• EXTRACTED RECORDS:

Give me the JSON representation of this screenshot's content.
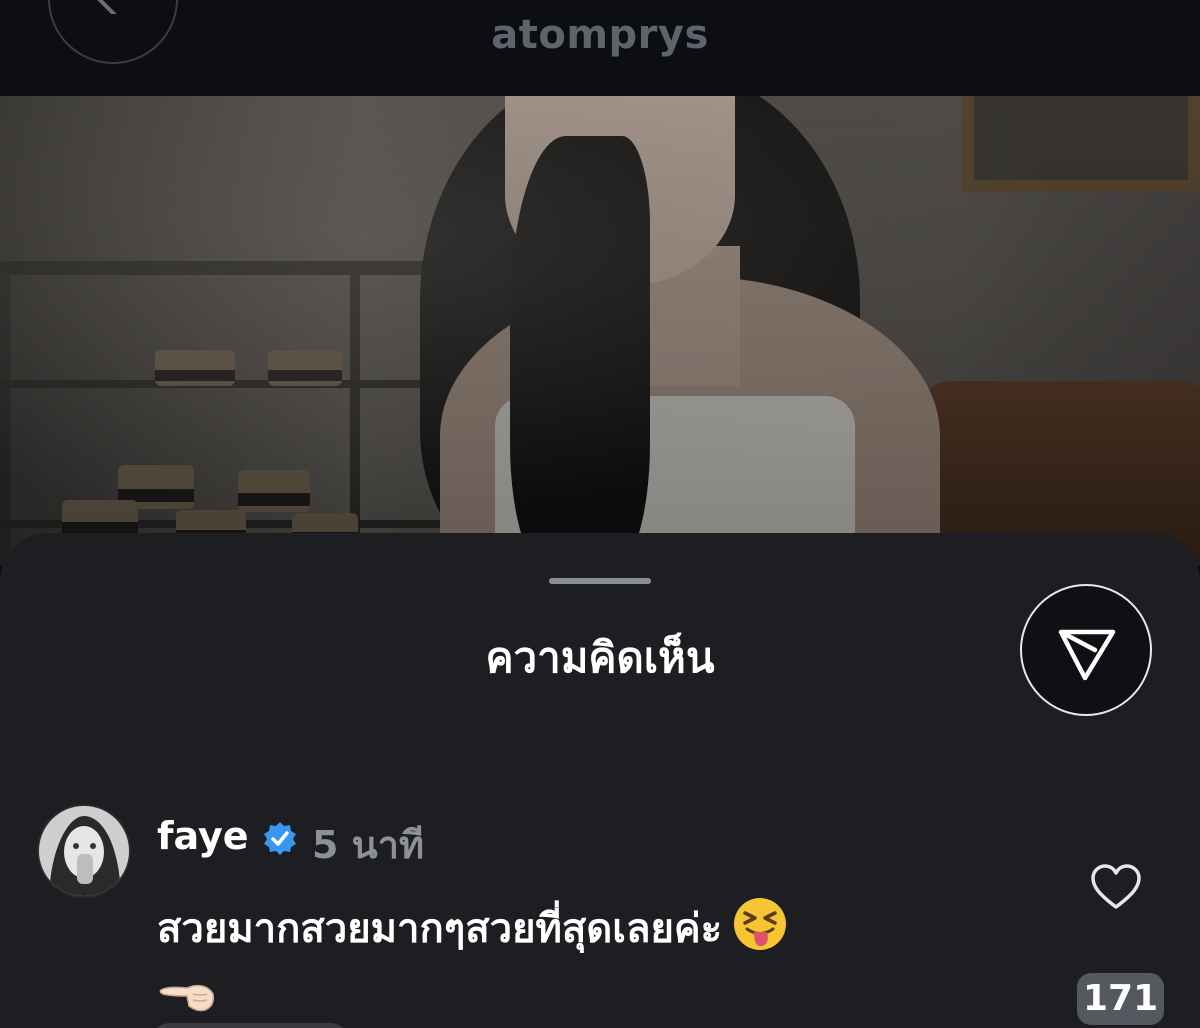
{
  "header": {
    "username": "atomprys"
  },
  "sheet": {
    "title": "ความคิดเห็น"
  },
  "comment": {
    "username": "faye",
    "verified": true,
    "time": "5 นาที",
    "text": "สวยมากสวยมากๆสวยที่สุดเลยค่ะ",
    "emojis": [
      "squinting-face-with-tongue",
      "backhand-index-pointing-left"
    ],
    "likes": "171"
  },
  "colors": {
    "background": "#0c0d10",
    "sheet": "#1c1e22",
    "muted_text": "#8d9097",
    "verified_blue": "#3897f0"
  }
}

• STATED GOAL: Retype all entries exactly as they appear, dropping the images.

• EXERCISE RESULT:
Give me the JSON representation of this screenshot's content.
{
  "header": {
    "username": "atomprys"
  },
  "sheet": {
    "title": "ความคิดเห็น"
  },
  "comment": {
    "username": "faye",
    "verified": true,
    "time": "5 นาที",
    "text": "สวยมากสวยมากๆสวยที่สุดเลยค่ะ",
    "emojis": [
      "squinting-face-with-tongue",
      "backhand-index-pointing-left"
    ],
    "likes": "171"
  },
  "colors": {
    "background": "#0c0d10",
    "sheet": "#1c1e22",
    "muted_text": "#8d9097",
    "verified_blue": "#3897f0"
  }
}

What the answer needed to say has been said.